(INSTRUCTIONS FOR THE TASK): Will you transcribe the entries that follow, exactly and in full?

(THE INPUT):

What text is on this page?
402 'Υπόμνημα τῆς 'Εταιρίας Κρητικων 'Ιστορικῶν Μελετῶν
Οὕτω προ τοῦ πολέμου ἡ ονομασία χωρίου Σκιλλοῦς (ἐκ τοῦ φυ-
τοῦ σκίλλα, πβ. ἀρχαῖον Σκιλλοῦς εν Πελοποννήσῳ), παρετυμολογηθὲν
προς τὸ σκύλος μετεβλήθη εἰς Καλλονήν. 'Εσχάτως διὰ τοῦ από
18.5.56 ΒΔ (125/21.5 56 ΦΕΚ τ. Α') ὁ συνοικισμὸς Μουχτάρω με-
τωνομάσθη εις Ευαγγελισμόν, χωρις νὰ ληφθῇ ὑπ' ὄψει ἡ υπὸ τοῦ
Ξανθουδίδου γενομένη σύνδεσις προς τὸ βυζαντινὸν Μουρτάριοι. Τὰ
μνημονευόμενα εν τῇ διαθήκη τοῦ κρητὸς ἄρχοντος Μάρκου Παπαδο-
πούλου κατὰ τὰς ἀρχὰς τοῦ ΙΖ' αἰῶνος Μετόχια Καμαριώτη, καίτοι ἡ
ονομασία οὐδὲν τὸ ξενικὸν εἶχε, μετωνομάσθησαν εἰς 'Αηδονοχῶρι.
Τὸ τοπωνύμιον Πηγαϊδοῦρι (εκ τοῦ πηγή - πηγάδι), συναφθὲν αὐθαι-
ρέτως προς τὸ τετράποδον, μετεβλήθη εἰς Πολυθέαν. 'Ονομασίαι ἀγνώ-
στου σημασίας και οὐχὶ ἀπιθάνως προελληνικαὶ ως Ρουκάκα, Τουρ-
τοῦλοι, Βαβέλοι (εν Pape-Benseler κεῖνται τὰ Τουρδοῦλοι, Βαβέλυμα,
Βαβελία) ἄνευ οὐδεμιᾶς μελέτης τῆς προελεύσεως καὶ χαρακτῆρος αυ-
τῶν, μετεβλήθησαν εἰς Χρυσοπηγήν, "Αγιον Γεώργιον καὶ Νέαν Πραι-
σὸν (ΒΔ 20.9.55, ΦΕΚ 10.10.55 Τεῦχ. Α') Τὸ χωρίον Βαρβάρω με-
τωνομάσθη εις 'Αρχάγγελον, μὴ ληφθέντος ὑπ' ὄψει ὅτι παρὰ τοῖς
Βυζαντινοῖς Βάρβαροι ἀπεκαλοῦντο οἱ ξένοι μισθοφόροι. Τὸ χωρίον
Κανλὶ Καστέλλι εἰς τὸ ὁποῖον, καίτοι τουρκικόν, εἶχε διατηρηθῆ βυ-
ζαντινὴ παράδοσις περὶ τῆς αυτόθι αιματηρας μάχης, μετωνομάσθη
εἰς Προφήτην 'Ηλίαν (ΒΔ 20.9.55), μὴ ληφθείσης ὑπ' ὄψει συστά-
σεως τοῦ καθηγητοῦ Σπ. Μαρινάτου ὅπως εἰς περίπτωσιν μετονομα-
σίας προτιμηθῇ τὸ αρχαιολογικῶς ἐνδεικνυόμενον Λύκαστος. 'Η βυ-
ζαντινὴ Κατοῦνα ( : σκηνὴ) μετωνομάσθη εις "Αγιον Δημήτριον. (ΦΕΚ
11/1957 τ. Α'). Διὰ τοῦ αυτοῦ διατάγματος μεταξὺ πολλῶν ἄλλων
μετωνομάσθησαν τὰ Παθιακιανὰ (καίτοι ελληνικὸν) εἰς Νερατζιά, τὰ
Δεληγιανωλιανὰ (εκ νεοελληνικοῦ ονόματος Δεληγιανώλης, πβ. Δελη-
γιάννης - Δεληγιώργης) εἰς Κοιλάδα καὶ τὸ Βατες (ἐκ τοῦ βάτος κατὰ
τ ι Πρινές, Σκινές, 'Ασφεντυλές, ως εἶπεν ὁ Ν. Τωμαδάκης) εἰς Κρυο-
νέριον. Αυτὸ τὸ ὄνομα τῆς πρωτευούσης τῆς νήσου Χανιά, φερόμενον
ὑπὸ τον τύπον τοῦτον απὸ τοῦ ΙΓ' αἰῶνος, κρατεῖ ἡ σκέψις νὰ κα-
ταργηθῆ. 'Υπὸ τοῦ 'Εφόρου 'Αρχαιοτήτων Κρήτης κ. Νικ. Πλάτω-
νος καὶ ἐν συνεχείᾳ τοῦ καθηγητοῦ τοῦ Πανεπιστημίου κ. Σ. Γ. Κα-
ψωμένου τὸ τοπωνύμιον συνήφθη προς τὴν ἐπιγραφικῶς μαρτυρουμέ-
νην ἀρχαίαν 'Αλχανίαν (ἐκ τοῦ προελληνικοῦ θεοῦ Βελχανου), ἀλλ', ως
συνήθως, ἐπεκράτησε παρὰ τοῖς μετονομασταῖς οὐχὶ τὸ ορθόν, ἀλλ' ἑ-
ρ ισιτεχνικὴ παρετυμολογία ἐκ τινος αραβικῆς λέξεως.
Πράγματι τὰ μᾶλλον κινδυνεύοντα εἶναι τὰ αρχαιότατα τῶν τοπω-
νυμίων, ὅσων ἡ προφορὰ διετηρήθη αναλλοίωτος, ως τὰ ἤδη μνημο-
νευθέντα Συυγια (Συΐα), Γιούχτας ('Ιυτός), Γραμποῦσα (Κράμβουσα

(RESPONSE TO THE EXERCISE):
What text is on this page?
402 'Υπόμνημα τῆς 'Εταιρίας Κρητικων 'Ιστορικῶν Μελετῶν
Οὕτω προ τοῦ πολέμου ἡ ονομασία χωρίου Σκιλλοῦς (ἐκ τοῦ φυ-
τοῦ σκίλλα, πβ. ἀρχαῖον Σκιλλοῦς εν Πελοποννήσῳ), παρετυμολογηθὲν
προς τὸ σκύλος μετεβλήθη εἰς Καλλονήν. 'Εσχάτως διὰ τοῦ από
18.5.56 ΒΔ (125/21.5 56 ΦΕΚ τ. Α') ὁ συνοικισμὸς Μουχτάρω με-
τωνομάσθη εις Ευαγγελισμόν, χωρις νὰ ληφθῇ ὑπ' ὄψει ἡ υπὸ τοῦ
Ξανθουδίδου γενομένη σύνδεσις προς τὸ βυζαντινὸν Μουρτάριοι. Τὰ
μνημονευόμενα εν τῇ διαθήκη τοῦ κρητὸς ἄρχοντος Μάρκου Παπαδο-
πούλου κατὰ τὰς ἀρχὰς τοῦ ΙΖ' αἰῶνος Μετόχια Καμαριώτη, καίτοι ἡ
ονομασία οὐδὲν τὸ ξενικὸν εἶχε, μετωνομάσθησαν εἰς 'Αηδονοχῶρι.
Τὸ τοπωνύμιον Πηγαϊδοῦρι (εκ τοῦ πηγή - πηγάδι), συναφθὲν αὐθαι-
ρέτως προς τὸ τετράποδον, μετεβλήθη εἰς Πολυθέαν. 'Ονομασίαι ἀγνώ-
στου σημασίας και οὐχὶ ἀπιθάνως προελληνικαὶ ως Ρουκάκα, Τουρ-
τοῦλοι, Βαβέλοι (εν Pape-Benseler κεῖνται τὰ Τουρδοῦλοι, Βαβέλυμα,
Βαβελία) ἄνευ οὐδεμιᾶς μελέτης τῆς προελεύσεως καὶ χαρακτῆρος αυ-
τῶν, μετεβλήθησαν εἰς Χρυσοπηγήν, "Αγιον Γεώργιον καὶ Νέαν Πραι-
σὸν (ΒΔ 20.9.55, ΦΕΚ 10.10.55 Τεῦχ. Α') Τὸ χωρίον Βαρβάρω με-
τωνομάσθη εις 'Αρχάγγελον, μὴ ληφθέντος ὑπ' ὄψει ὅτι παρὰ τοῖς
Βυζαντινοῖς Βάρβαροι ἀπεκαλοῦντο οἱ ξένοι μισθοφόροι. Τὸ χωρίον
Κανλὶ Καστέλλι εἰς τὸ ὁποῖον, καίτοι τουρκικόν, εἶχε διατηρηθῆ βυ-
ζαντινὴ παράδοσις περὶ τῆς αυτόθι αιματηρας μάχης, μετωνομάσθη
εἰς Προφήτην 'Ηλίαν (ΒΔ 20.9.55), μὴ ληφθείσης ὑπ' ὄψει συστά-
σεως τοῦ καθηγητοῦ Σπ. Μαρινάτου ὅπως εἰς περίπτωσιν μετονομα-
σίας προτιμηθῇ τὸ αρχαιολογικῶς ἐνδεικνυόμενον Λύκαστος. 'Η βυ-
ζαντινὴ Κατοῦνα ( : σκηνὴ) μετωνομάσθη εις "Αγιον Δημήτριον. (ΦΕΚ
11/1957 τ. Α'). Διὰ τοῦ αυτοῦ διατάγματος μεταξὺ πολλῶν ἄλλων
μετωνομάσθησαν τὰ Παθιακιανὰ (καίτοι ελληνικὸν) εἰς Νερατζιά, τὰ
Δεληγιανωλιανὰ (εκ νεοελληνικοῦ ονόματος Δεληγιανώλης, πβ. Δελη-
γιάννης - Δεληγιώργης) εἰς Κοιλάδα καὶ τὸ Βατες (ἐκ τοῦ βάτος κατὰ
τ ι Πρινές, Σκινές, 'Ασφεντυλές, ως εἶπεν ὁ Ν. Τωμαδάκης) εἰς Κρυο-
νέριον. Αυτὸ τὸ ὄνομα τῆς πρωτευούσης τῆς νήσου Χανιά, φερόμενον
ὑπὸ τον τύπον τοῦτον απὸ τοῦ ΙΓ' αἰῶνος, κρατεῖ ἡ σκέψις νὰ κα-
ταργηθῆ. 'Υπὸ τοῦ 'Εφόρου 'Αρχαιοτήτων Κρήτης κ. Νικ. Πλάτω-
νος καὶ ἐν συνεχείᾳ τοῦ καθηγητοῦ τοῦ Πανεπιστημίου κ. Σ. Γ. Κα-
ψωμένου τὸ τοπωνύμιον συνήφθη προς τὴν ἐπιγραφικῶς μαρτυρουμέ-
νην ἀρχαίαν 'Αλχανίαν (ἐκ τοῦ προελληνικοῦ θεοῦ Βελχανου), ἀλλ', ως
συνήθως, ἐπεκράτησε παρὰ τοῖς μετονομασταῖς οὐχὶ τὸ ορθόν, ἀλλ' ἑ-
ρ ισιτεχνικὴ παρετυμολογία ἐκ τινος αραβικῆς λέξεως.
Πράγματι τὰ μᾶλλον κινδυνεύοντα εἶναι τὰ αρχαιότατα τῶν τοπω-
νυμίων, ὅσων ἡ προφορὰ διετηρήθη αναλλοίωτος, ως τὰ ἤδη μνημο-
νευθέντα Συυγια (Συΐα), Γιούχτας ('Ιυτός), Γραμποῦσα (Κράμβουσα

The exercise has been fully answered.